- Task statement
Search the material below for the word "icon". Copy every line that has it.
-------------------------
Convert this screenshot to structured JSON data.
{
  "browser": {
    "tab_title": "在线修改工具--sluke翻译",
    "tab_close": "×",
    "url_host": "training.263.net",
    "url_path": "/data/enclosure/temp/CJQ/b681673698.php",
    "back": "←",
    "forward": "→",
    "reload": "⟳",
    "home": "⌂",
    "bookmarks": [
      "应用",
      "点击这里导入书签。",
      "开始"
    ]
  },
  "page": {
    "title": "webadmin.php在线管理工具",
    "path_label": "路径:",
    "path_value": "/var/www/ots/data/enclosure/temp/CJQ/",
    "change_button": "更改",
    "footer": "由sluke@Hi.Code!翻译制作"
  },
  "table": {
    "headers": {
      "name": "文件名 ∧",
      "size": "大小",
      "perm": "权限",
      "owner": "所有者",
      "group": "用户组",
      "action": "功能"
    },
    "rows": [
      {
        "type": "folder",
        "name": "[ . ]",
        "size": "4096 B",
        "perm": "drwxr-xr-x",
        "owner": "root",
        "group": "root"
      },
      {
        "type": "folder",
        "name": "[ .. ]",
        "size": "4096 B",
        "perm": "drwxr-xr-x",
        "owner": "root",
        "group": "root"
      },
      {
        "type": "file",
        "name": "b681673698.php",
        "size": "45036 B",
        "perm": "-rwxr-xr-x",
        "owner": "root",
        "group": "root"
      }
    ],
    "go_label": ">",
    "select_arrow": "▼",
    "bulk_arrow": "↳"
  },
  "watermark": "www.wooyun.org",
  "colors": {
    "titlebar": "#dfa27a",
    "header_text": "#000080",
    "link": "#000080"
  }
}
-------------------------
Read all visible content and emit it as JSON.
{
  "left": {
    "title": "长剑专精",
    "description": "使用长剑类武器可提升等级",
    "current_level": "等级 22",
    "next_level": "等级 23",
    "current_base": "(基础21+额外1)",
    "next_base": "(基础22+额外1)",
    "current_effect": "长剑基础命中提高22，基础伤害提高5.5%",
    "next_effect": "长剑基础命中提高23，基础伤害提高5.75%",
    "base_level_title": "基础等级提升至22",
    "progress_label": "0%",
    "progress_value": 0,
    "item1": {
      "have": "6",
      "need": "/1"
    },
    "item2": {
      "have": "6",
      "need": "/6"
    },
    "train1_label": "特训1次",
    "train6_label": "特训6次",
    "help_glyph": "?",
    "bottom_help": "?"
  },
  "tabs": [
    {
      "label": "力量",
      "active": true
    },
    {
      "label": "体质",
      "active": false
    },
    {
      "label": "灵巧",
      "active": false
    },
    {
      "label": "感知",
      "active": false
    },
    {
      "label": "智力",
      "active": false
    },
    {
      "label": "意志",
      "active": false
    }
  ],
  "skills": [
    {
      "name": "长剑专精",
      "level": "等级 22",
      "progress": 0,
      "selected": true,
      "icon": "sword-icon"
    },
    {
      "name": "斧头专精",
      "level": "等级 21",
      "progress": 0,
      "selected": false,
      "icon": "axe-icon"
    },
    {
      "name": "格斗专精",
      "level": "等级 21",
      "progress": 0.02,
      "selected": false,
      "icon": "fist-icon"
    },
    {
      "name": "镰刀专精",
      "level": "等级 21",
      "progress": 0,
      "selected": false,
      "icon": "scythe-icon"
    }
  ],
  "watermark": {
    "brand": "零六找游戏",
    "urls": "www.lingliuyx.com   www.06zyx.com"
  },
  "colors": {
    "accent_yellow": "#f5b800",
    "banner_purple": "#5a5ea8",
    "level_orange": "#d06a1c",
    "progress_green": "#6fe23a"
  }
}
-------------------------
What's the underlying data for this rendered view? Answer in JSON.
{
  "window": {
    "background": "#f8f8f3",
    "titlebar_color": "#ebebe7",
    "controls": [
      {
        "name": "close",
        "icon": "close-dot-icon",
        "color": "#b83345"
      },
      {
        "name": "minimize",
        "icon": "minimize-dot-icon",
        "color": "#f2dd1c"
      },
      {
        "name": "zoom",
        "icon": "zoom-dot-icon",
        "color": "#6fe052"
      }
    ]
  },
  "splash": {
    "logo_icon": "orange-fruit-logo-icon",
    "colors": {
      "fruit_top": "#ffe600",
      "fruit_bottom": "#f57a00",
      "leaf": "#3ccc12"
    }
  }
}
-------------------------
- Written answer
      "icon": "sword-icon"
      "icon": "axe-icon"
      "icon": "fist-icon"
      "icon": "scythe-icon"
        "icon": "close-dot-icon",
        "icon": "minimize-dot-icon",
        "icon": "zoom-dot-icon",
    "logo_icon": "orange-fruit-logo-icon",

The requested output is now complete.